--- begin Material shown ---
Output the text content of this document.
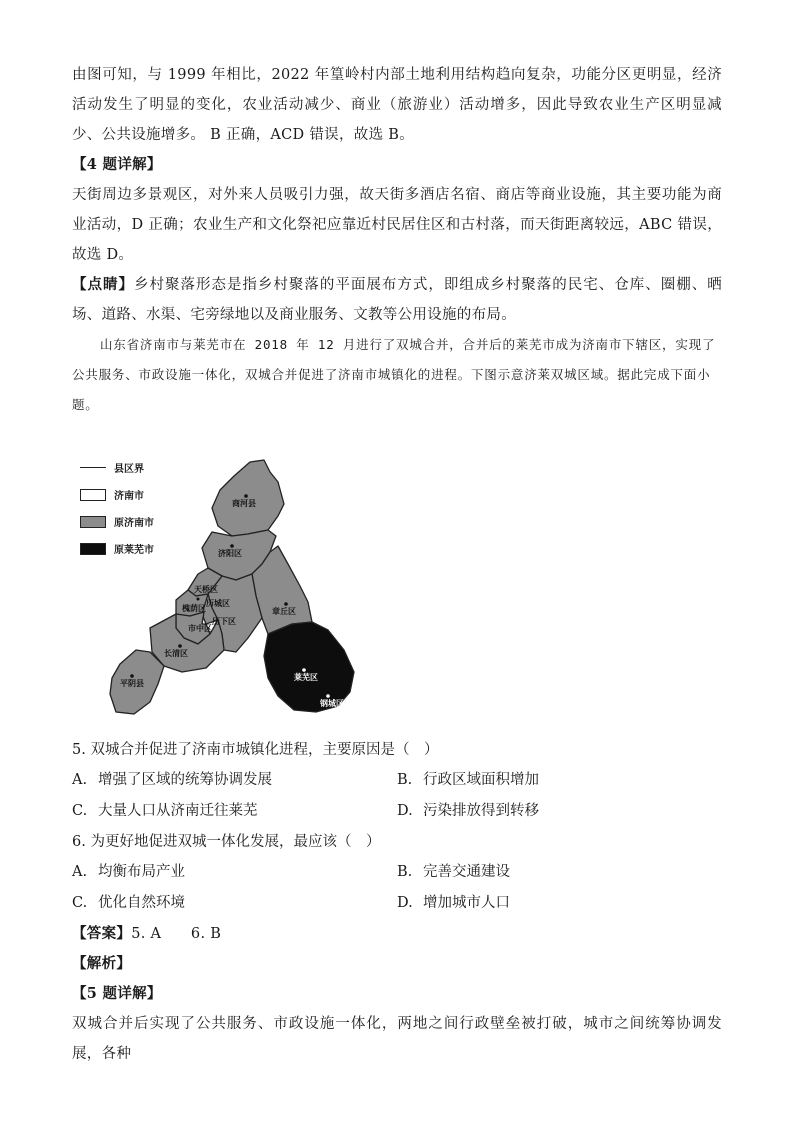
由图可知，与 1999 年相比，2022 年篁岭村内部土地利用结构趋向复杂，功能分区更明显，经济活动发生了明显的变化，农业活动减少、商业（旅游业）活动增多，因此导致农业生产区明显减少、公共设施增多。 B 正确，ACD 错误，故选 B。

【4 题详解】

天街周边多景观区，对外来人员吸引力强，故天街多酒店名宿、商店等商业设施，其主要功能为商业活动，D 正确；农业生产和文化祭祀应靠近村民居住区和古村落，而天街距离较远，ABC 错误，故选 D。

【点睛】乡村聚落形态是指乡村聚落的平面展布方式，即组成乡村聚落的民宅、仓库、圈棚、晒场、道路、水渠、宅旁绿地以及商业服务、文教等公用设施的布局。

山东省济南市与莱芜市在 2018 年 12 月进行了双城合并，合并后的莱芜市成为济南市下辖区，实现了公共服务、市政设施一体化，双城合并促进了济南市城镇化的进程。下图示意济莱双城区域。据此完成下面小题。

县区界
济南市
原济南市
原莱芜市
商河县
济阳区
天桥区
槐荫区
历城区
历下区
市中区
章丘区
长清区
平阴县
莱芜区
钢城区

5. 双城合并促进了济南市城镇化进程，主要原因是（　）

A. 增强了区域的统筹协调发展	B. 行政区域面积增加
C. 大量人口从济南迁往莱芜	D. 污染排放得到转移

6. 为更好地促进双城一体化发展，最应该（　）

A. 均衡布局产业	B. 完善交通建设
C. 优化自然环境	D. 增加城市人口

【答案】5. A　　6. B

【解析】

【5 题详解】

双城合并后实现了公共服务、市政设施一体化，两地之间行政壁垒被打破，城市之间统筹协调发展，各种
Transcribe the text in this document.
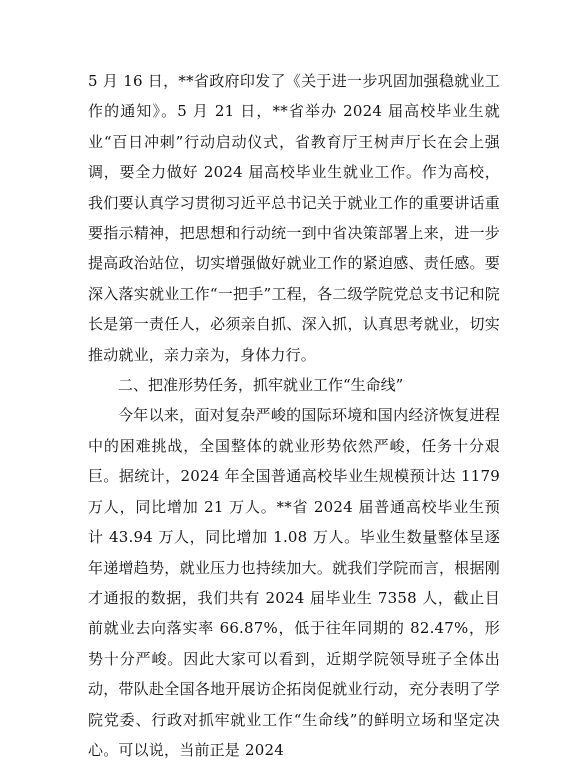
5 月 16 日，**省政府印发了《关于进一步巩固加强稳就业工作的通知》。5 月 21 日，**省举办 2024 届高校毕业生就业“百日冲刺”行动启动仪式，省教育厅王树声厅长在会上强调，要全力做好 2024 届高校毕业生就业工作。作为高校，我们要认真学习贯彻习近平总书记关于就业工作的重要讲话重要指示精神，把思想和行动统一到中省决策部署上来，进一步提高政治站位，切实增强做好就业工作的紧迫感、责任感。要深入落实就业工作“一把手”工程，各二级学院党总支书记和院长是第一责任人，必须亲自抓、深入抓，认真思考就业，切实推动就业，亲力亲为，身体力行。

二、把准形势任务，抓牢就业工作“生命线”

今年以来，面对复杂严峻的国际环境和国内经济恢复进程中的困难挑战，全国整体的就业形势依然严峻，任务十分艰巨。据统计，2024 年全国普通高校毕业生规模预计达 1179 万人，同比增加 21 万人。**省 2024 届普通高校毕业生预计 43.94 万人，同比增加 1.08 万人。毕业生数量整体呈逐年递增趋势，就业压力也持续加大。就我们学院而言，根据刚才通报的数据，我们共有 2024 届毕业生 7358 人，截止目前就业去向落实率 66.87%，低于往年同期的 82.47%，形势十分严峻。因此大家可以看到，近期学院领导班子全体出动，带队赴全国各地开展访企拓岗促就业行动，充分表明了学院党委、行政对抓牢就业工作“生命线”的鲜明立场和坚定决心。可以说，当前正是 2024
--- end Material shown ---
* _Brief_: Copy out all the data exactly; skip the pictures.

* _Solution to this problem_:
Output the text content of this document.
由图可知，与 1999 年相比，2022 年篁岭村内部土地利用结构趋向复杂，功能分区更明显，经济活动发生了明显的变化，农业活动减少、商业（旅游业）活动增多，因此导致农业生产区明显减少、公共设施增多。 B 正确，ACD 错误，故选 B。

【4 题详解】

天街周边多景观区，对外来人员吸引力强，故天街多酒店名宿、商店等商业设施，其主要功能为商业活动，D 正确；农业生产和文化祭祀应靠近村民居住区和古村落，而天街距离较远，ABC 错误，故选 D。

【点睛】乡村聚落形态是指乡村聚落的平面展布方式，即组成乡村聚落的民宅、仓库、圈棚、晒场、道路、水渠、宅旁绿地以及商业服务、文教等公用设施的布局。

山东省济南市与莱芜市在 2018 年 12 月进行了双城合并，合并后的莱芜市成为济南市下辖区，实现了公共服务、市政设施一体化，双城合并促进了济南市城镇化的进程。下图示意济莱双城区域。据此完成下面小题。

县区界
济南市
原济南市
原莱芜市
商河县
济阳区
天桥区
槐荫区
历城区
历下区
市中区
章丘区
长清区
平阴县
莱芜区
钢城区

5. 双城合并促进了济南市城镇化进程，主要原因是（　）

A. 增强了区域的统筹协调发展	B. 行政区域面积增加
C. 大量人口从济南迁往莱芜	D. 污染排放得到转移

6. 为更好地促进双城一体化发展，最应该（　）

A. 均衡布局产业	B. 完善交通建设
C. 优化自然环境	D. 增加城市人口

【答案】5. A　　6. B

【解析】

【5 题详解】

双城合并后实现了公共服务、市政设施一体化，两地之间行政壁垒被打破，城市之间统筹协调发展，各种
Transcribe the text in this document.
5 月 16 日，**省政府印发了《关于进一步巩固加强稳就业工作的通知》。5 月 21 日，**省举办 2024 届高校毕业生就业“百日冲刺”行动启动仪式，省教育厅王树声厅长在会上强调，要全力做好 2024 届高校毕业生就业工作。作为高校，我们要认真学习贯彻习近平总书记关于就业工作的重要讲话重要指示精神，把思想和行动统一到中省决策部署上来，进一步提高政治站位，切实增强做好就业工作的紧迫感、责任感。要深入落实就业工作“一把手”工程，各二级学院党总支书记和院长是第一责任人，必须亲自抓、深入抓，认真思考就业，切实推动就业，亲力亲为，身体力行。

二、把准形势任务，抓牢就业工作“生命线”

今年以来，面对复杂严峻的国际环境和国内经济恢复进程中的困难挑战，全国整体的就业形势依然严峻，任务十分艰巨。据统计，2024 年全国普通高校毕业生规模预计达 1179 万人，同比增加 21 万人。**省 2024 届普通高校毕业生预计 43.94 万人，同比增加 1.08 万人。毕业生数量整体呈逐年递增趋势，就业压力也持续加大。就我们学院而言，根据刚才通报的数据，我们共有 2024 届毕业生 7358 人，截止目前就业去向落实率 66.87%，低于往年同期的 82.47%，形势十分严峻。因此大家可以看到，近期学院领导班子全体出动，带队赴全国各地开展访企拓岗促就业行动，充分表明了学院党委、行政对抓牢就业工作“生命线”的鲜明立场和坚定决心。可以说，当前正是 2024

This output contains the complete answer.